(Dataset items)

━━━━

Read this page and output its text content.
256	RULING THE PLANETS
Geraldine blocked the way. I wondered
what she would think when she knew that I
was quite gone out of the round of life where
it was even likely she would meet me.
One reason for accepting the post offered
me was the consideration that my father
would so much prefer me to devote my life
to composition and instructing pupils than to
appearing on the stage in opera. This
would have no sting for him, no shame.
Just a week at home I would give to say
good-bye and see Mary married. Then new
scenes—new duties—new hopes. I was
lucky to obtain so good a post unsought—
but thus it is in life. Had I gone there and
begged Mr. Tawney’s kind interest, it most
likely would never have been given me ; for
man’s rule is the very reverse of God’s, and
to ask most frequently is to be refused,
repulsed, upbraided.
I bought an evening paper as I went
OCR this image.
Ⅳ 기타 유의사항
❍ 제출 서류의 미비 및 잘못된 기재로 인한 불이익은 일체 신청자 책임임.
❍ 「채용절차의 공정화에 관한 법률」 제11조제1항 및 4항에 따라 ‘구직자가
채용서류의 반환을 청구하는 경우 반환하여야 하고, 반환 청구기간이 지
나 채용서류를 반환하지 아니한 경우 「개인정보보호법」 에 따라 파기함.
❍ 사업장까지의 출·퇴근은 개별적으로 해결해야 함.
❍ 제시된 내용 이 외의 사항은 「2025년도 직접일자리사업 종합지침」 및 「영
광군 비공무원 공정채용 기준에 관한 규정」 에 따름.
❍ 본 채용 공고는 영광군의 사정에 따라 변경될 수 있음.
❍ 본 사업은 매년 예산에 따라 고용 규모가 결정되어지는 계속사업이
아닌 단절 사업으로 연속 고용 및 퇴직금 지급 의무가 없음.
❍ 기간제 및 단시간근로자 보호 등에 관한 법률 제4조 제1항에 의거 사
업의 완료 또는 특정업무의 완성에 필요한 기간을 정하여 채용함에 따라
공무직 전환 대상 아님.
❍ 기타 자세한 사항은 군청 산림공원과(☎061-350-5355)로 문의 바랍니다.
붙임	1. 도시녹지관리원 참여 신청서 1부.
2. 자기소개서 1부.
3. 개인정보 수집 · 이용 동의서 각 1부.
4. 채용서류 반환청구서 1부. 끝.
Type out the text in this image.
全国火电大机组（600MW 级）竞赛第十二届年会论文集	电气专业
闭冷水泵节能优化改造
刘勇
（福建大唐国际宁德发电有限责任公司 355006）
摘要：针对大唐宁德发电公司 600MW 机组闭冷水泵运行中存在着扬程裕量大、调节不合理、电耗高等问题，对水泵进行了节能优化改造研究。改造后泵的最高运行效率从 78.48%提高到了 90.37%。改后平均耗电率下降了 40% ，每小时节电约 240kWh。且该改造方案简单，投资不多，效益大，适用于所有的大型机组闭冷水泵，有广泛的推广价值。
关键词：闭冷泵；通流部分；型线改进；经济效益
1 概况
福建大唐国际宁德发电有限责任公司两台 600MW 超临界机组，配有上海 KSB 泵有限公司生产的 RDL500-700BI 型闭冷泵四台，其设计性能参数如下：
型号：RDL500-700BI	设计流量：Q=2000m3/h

━━━━

> **Problem**
Transcribe every line of the data, exactly as it stands.

> **Complete response**
Read this page and output its text content.
256	RULING THE PLANETS
Geraldine blocked the way. I wondered
what she would think when she knew that I
was quite gone out of the round of life where
it was even likely she would meet me.
One reason for accepting the post offered
me was the consideration that my father
would so much prefer me to devote my life
to composition and instructing pupils than to
appearing on the stage in opera. This
would have no sting for him, no shame.
Just a week at home I would give to say
good-bye and see Mary married. Then new
scenes—new duties—new hopes. I was
lucky to obtain so good a post unsought—
but thus it is in life. Had I gone there and
begged Mr. Tawney’s kind interest, it most
likely would never have been given me ; for
man’s rule is the very reverse of God’s, and
to ask most frequently is to be refused,
repulsed, upbraided.
I bought an evening paper as I went
OCR this image.
Ⅳ 기타 유의사항
❍ 제출 서류의 미비 및 잘못된 기재로 인한 불이익은 일체 신청자 책임임.
❍ 「채용절차의 공정화에 관한 법률」 제11조제1항 및 4항에 따라 ‘구직자가
채용서류의 반환을 청구하는 경우 반환하여야 하고, 반환 청구기간이 지
나 채용서류를 반환하지 아니한 경우 「개인정보보호법」 에 따라 파기함.
❍ 사업장까지의 출·퇴근은 개별적으로 해결해야 함.
❍ 제시된 내용 이 외의 사항은 「2025년도 직접일자리사업 종합지침」 및 「영
광군 비공무원 공정채용 기준에 관한 규정」 에 따름.
❍ 본 채용 공고는 영광군의 사정에 따라 변경될 수 있음.
❍ 본 사업은 매년 예산에 따라 고용 규모가 결정되어지는 계속사업이
아닌 단절 사업으로 연속 고용 및 퇴직금 지급 의무가 없음.
❍ 기간제 및 단시간근로자 보호 등에 관한 법률 제4조 제1항에 의거 사
업의 완료 또는 특정업무의 완성에 필요한 기간을 정하여 채용함에 따라
공무직 전환 대상 아님.
❍ 기타 자세한 사항은 군청 산림공원과(☎061-350-5355)로 문의 바랍니다.
붙임	1. 도시녹지관리원 참여 신청서 1부.
2. 자기소개서 1부.
3. 개인정보 수집 · 이용 동의서 각 1부.
4. 채용서류 반환청구서 1부. 끝.
Type out the text in this image.
全国火电大机组（600MW 级）竞赛第十二届年会论文集	电气专业
闭冷水泵节能优化改造
刘勇
（福建大唐国际宁德发电有限责任公司 355006）
摘要：针对大唐宁德发电公司 600MW 机组闭冷水泵运行中存在着扬程裕量大、调节不合理、电耗高等问题，对水泵进行了节能优化改造研究。改造后泵的最高运行效率从 78.48%提高到了 90.37%。改后平均耗电率下降了 40% ，每小时节电约 240kWh。且该改造方案简单，投资不多，效益大，适用于所有的大型机组闭冷水泵，有广泛的推广价值。
关键词：闭冷泵；通流部分；型线改进；经济效益
1 概况
福建大唐国际宁德发电有限责任公司两台 600MW 超临界机组，配有上海 KSB 泵有限公司生产的 RDL500-700BI 型闭冷泵四台，其设计性能参数如下：
型号：RDL500-700BI	设计流量：Q=2000m3/h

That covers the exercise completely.